EXERCISE: For this exercise, copy out each line of the material below that includes "shown".

WORKING DATA:
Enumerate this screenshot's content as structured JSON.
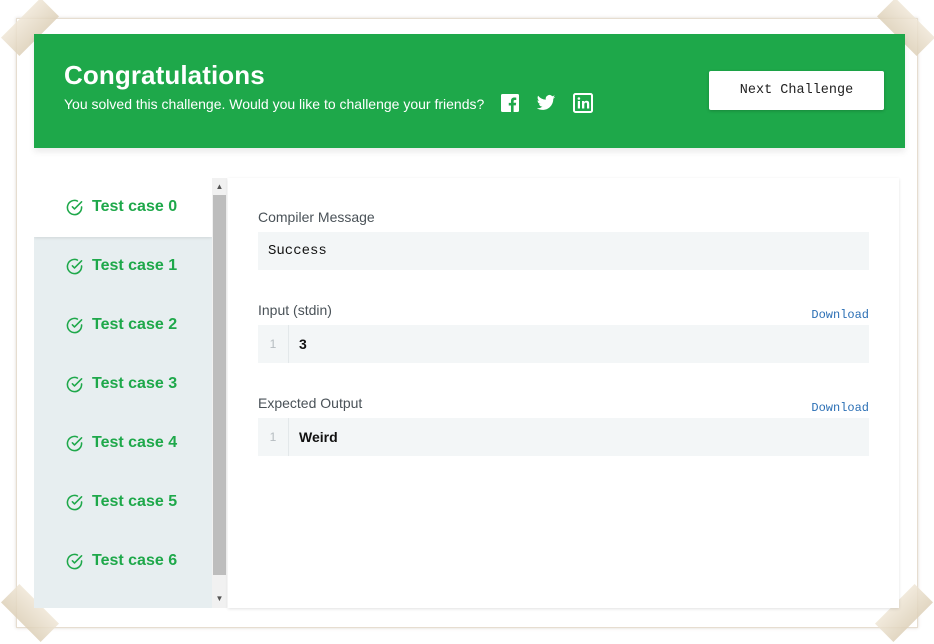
{
  "banner": {
    "title": "Congratulations",
    "subtitle": "You solved this challenge. Would you like to challenge your friends?",
    "next_button": "Next Challenge",
    "color": "#1ea84a",
    "social_icons": [
      "facebook-icon",
      "twitter-icon",
      "linkedin-icon"
    ]
  },
  "test_cases": [
    {
      "label": "Test case 0",
      "active": true
    },
    {
      "label": "Test case 1",
      "active": false
    },
    {
      "label": "Test case 2",
      "active": false
    },
    {
      "label": "Test case 3",
      "active": false
    },
    {
      "label": "Test case 4",
      "active": false
    },
    {
      "label": "Test case 5",
      "active": false
    },
    {
      "label": "Test case 6",
      "active": false
    }
  ],
  "compiler": {
    "label": "Compiler Message",
    "message": "Success"
  },
  "input": {
    "label": "Input (stdin)",
    "download": "Download",
    "line_number": "1",
    "value": "3"
  },
  "expected": {
    "label": "Expected Output",
    "download": "Download",
    "line_number": "1",
    "value": "Weird"
  }
}
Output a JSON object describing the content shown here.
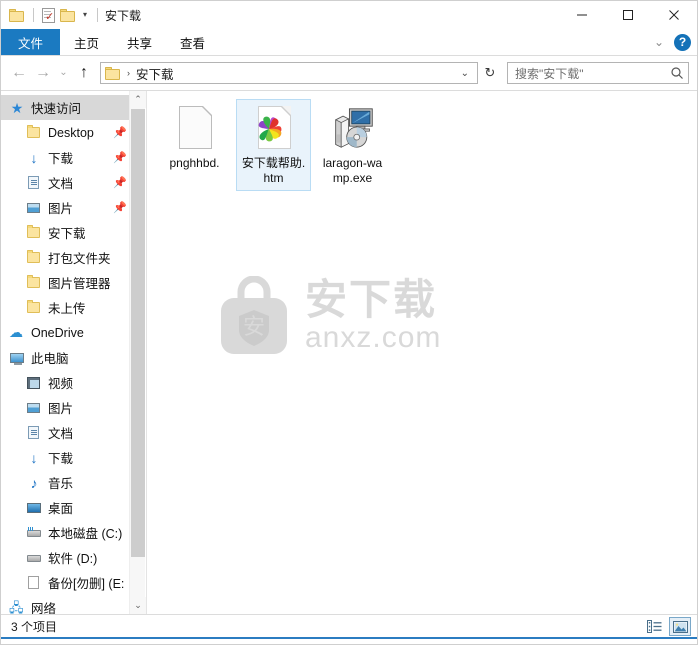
{
  "window": {
    "title": "安下载",
    "quick_access_toolbar": [
      {
        "name": "folder-icon",
        "label": "属性"
      },
      {
        "name": "properties-icon",
        "label": "属性"
      },
      {
        "name": "new-folder-icon",
        "label": "新建文件夹"
      },
      {
        "name": "customize-caret-icon",
        "label": "▾"
      }
    ],
    "controls": {
      "minimize": "—",
      "maximize": "□",
      "close": "✕"
    }
  },
  "ribbon": {
    "tabs": [
      {
        "label": "文件",
        "active": true
      },
      {
        "label": "主页",
        "active": false
      },
      {
        "label": "共享",
        "active": false
      },
      {
        "label": "查看",
        "active": false
      }
    ],
    "collapse_icon": "chevron-down",
    "help_label": "?"
  },
  "navbar": {
    "back_icon": "←",
    "forward_icon": "→",
    "history_icon": "⌄",
    "up_icon": "↑",
    "address": {
      "crumb": "安下载",
      "separator": "›",
      "caret": "⌄"
    },
    "refresh_icon": "↻",
    "search": {
      "placeholder": "搜索\"安下载\"",
      "icon": "search-icon"
    }
  },
  "sidebar": {
    "items": [
      {
        "label": "快速访问",
        "icon": "star-icon",
        "level": 0,
        "selected": true,
        "pinned": false
      },
      {
        "label": "Desktop",
        "icon": "folder-icon",
        "level": 1,
        "selected": false,
        "pinned": true
      },
      {
        "label": "下载",
        "icon": "download-icon",
        "level": 1,
        "selected": false,
        "pinned": true
      },
      {
        "label": "文档",
        "icon": "documents-icon",
        "level": 1,
        "selected": false,
        "pinned": true
      },
      {
        "label": "图片",
        "icon": "pictures-icon",
        "level": 1,
        "selected": false,
        "pinned": true
      },
      {
        "label": "安下载",
        "icon": "folder-icon",
        "level": 1,
        "selected": false,
        "pinned": false
      },
      {
        "label": "打包文件夹",
        "icon": "folder-icon",
        "level": 1,
        "selected": false,
        "pinned": false
      },
      {
        "label": "图片管理器",
        "icon": "folder-icon",
        "level": 1,
        "selected": false,
        "pinned": false
      },
      {
        "label": "未上传",
        "icon": "folder-icon",
        "level": 1,
        "selected": false,
        "pinned": false
      },
      {
        "label": "OneDrive",
        "icon": "cloud-icon",
        "level": 0,
        "selected": false,
        "pinned": false
      },
      {
        "label": "此电脑",
        "icon": "computer-icon",
        "level": 0,
        "selected": false,
        "pinned": false
      },
      {
        "label": "视频",
        "icon": "videos-icon",
        "level": 1,
        "selected": false,
        "pinned": false
      },
      {
        "label": "图片",
        "icon": "pictures-icon",
        "level": 1,
        "selected": false,
        "pinned": false
      },
      {
        "label": "文档",
        "icon": "documents-icon",
        "level": 1,
        "selected": false,
        "pinned": false
      },
      {
        "label": "下载",
        "icon": "download-icon",
        "level": 1,
        "selected": false,
        "pinned": false
      },
      {
        "label": "音乐",
        "icon": "music-icon",
        "level": 1,
        "selected": false,
        "pinned": false
      },
      {
        "label": "桌面",
        "icon": "desktop-icon",
        "level": 1,
        "selected": false,
        "pinned": false
      },
      {
        "label": "本地磁盘 (C:)",
        "icon": "system-drive-icon",
        "level": 1,
        "selected": false,
        "pinned": false
      },
      {
        "label": "软件 (D:)",
        "icon": "drive-icon",
        "level": 1,
        "selected": false,
        "pinned": false
      },
      {
        "label": "备份[勿删] (E:",
        "icon": "file-icon",
        "level": 1,
        "selected": false,
        "pinned": false
      },
      {
        "label": "网络",
        "icon": "network-icon",
        "level": 0,
        "selected": false,
        "pinned": false
      }
    ],
    "scrollbar": {
      "up_icon": "⌃",
      "down_icon": "⌄"
    }
  },
  "files": [
    {
      "name": "pnghhbd.",
      "icon": "blank-document-icon",
      "selected": false
    },
    {
      "name": "安下载帮助.htm",
      "icon": "html-document-icon",
      "selected": true
    },
    {
      "name": "laragon-wamp.exe",
      "icon": "installer-icon",
      "selected": false
    }
  ],
  "watermark": {
    "badge_char": "安",
    "chinese": "安下载",
    "domain": "anxz.com",
    "color": "#d9d9d9"
  },
  "statusbar": {
    "item_count_text": "3 个项目",
    "views": [
      {
        "name": "details-view-button",
        "active": false
      },
      {
        "name": "large-icons-view-button",
        "active": true
      }
    ]
  },
  "colors": {
    "accent": "#1b7ac1",
    "selection_fill": "#e9f3fb",
    "selection_border": "#b9dcf4",
    "sidebar_selected": "#d8d8d8"
  }
}
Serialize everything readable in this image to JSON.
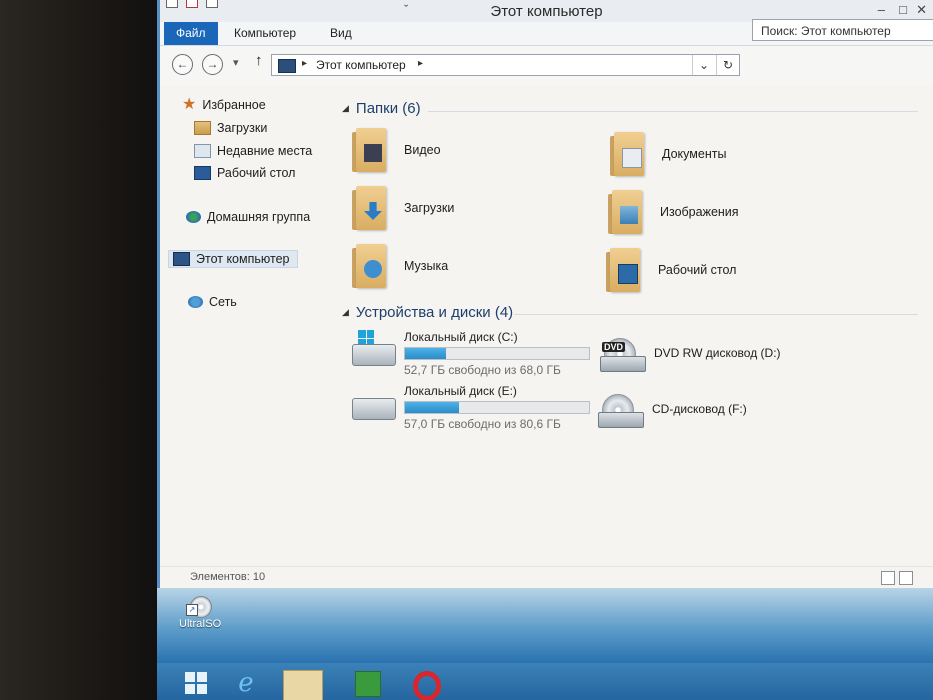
{
  "window": {
    "title": "Этот компьютер",
    "controls": {
      "minimize": "–",
      "maximize": "□",
      "close": "✕"
    }
  },
  "ribbon": {
    "tabs": [
      {
        "label": "Файл",
        "active": true
      },
      {
        "label": "Компьютер",
        "active": false
      },
      {
        "label": "Вид",
        "active": false
      }
    ],
    "expand_glyph": "⌄"
  },
  "navbar": {
    "back_glyph": "←",
    "forward_glyph": "→",
    "recent_glyph": "▾",
    "up_glyph": "↑",
    "address": "Этот компьютер",
    "address_sep": "▸",
    "dropdown_glyph": "⌄",
    "refresh_glyph": "↻",
    "search_placeholder": "Поиск: Этот компьютер",
    "search_icon": "⌕"
  },
  "nav_pane": {
    "favorites": "Избранное",
    "downloads": "Загрузки",
    "recent": "Недавние места",
    "desktop": "Рабочий стол",
    "homegroup": "Домашняя группа",
    "this_pc": "Этот компьютер",
    "network": "Сеть"
  },
  "content": {
    "folders_group": "Папки (6)",
    "folders": [
      {
        "label": "Видео",
        "icon": "video-folder-icon"
      },
      {
        "label": "Документы",
        "icon": "documents-folder-icon"
      },
      {
        "label": "Загрузки",
        "icon": "downloads-folder-icon"
      },
      {
        "label": "Изображения",
        "icon": "pictures-folder-icon"
      },
      {
        "label": "Музыка",
        "icon": "music-folder-icon"
      },
      {
        "label": "Рабочий стол",
        "icon": "desktop-folder-icon"
      }
    ],
    "devices_group": "Устройства и диски (4)",
    "drives": [
      {
        "name": "Локальный диск (C:)",
        "free": "52,7 ГБ свободно из 68,0 ГБ",
        "used_fraction": 0.225
      },
      {
        "name": "Локальный диск (E:)",
        "free": "57,0 ГБ свободно из 80,6 ГБ",
        "used_fraction": 0.293
      }
    ],
    "optical": [
      {
        "name": "DVD RW дисковод (D:)",
        "tag": "DVD"
      },
      {
        "name": "CD-дисковод (F:)"
      }
    ]
  },
  "statusbar": {
    "items": "Элементов: 10"
  },
  "desktop": {
    "icon_label": "UltraISO"
  },
  "taskbar": {
    "ie_glyph": "e"
  },
  "colors": {
    "accent": "#1a66b8",
    "progress": "#2a8cc9",
    "group_header": "#1e3f6e"
  }
}
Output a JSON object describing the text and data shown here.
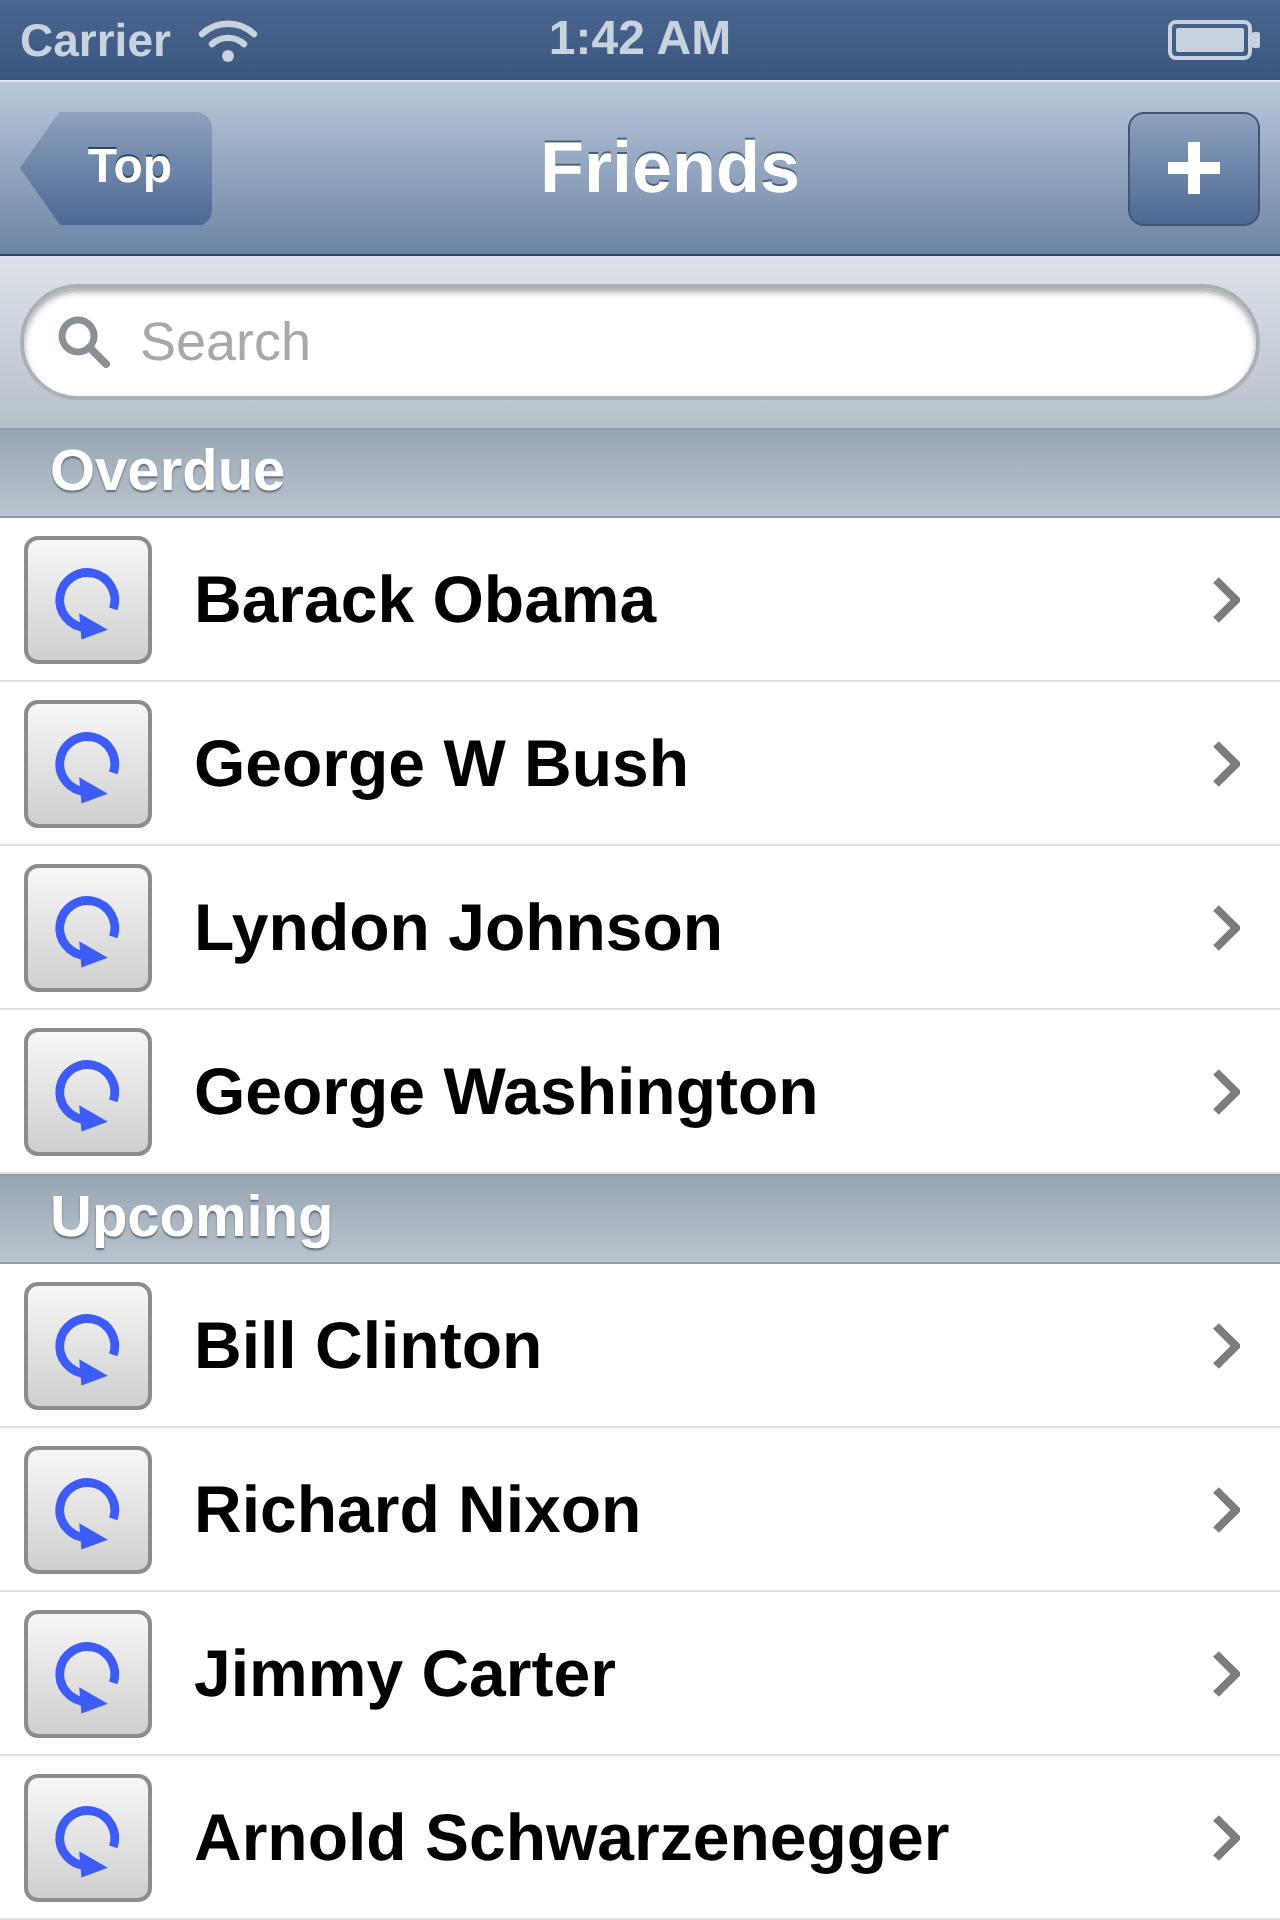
{
  "status_bar": {
    "carrier": "Carrier",
    "time": "1:42 AM"
  },
  "nav_bar": {
    "back_button": "Top",
    "title": "Friends"
  },
  "search": {
    "placeholder": "Search"
  },
  "sections": [
    {
      "title": "Overdue",
      "rows": [
        {
          "name": "Barack Obama"
        },
        {
          "name": "George W Bush"
        },
        {
          "name": "Lyndon Johnson"
        },
        {
          "name": "George Washington"
        }
      ]
    },
    {
      "title": "Upcoming",
      "rows": [
        {
          "name": "Bill Clinton"
        },
        {
          "name": "Richard Nixon"
        },
        {
          "name": "Jimmy Carter"
        },
        {
          "name": "Arnold Schwarzenegger"
        }
      ]
    }
  ]
}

SOLUTION TO THIS PROBLEM:
Output a JSON object describing the content shown here.
Output a JSON object describing the text and data shown here.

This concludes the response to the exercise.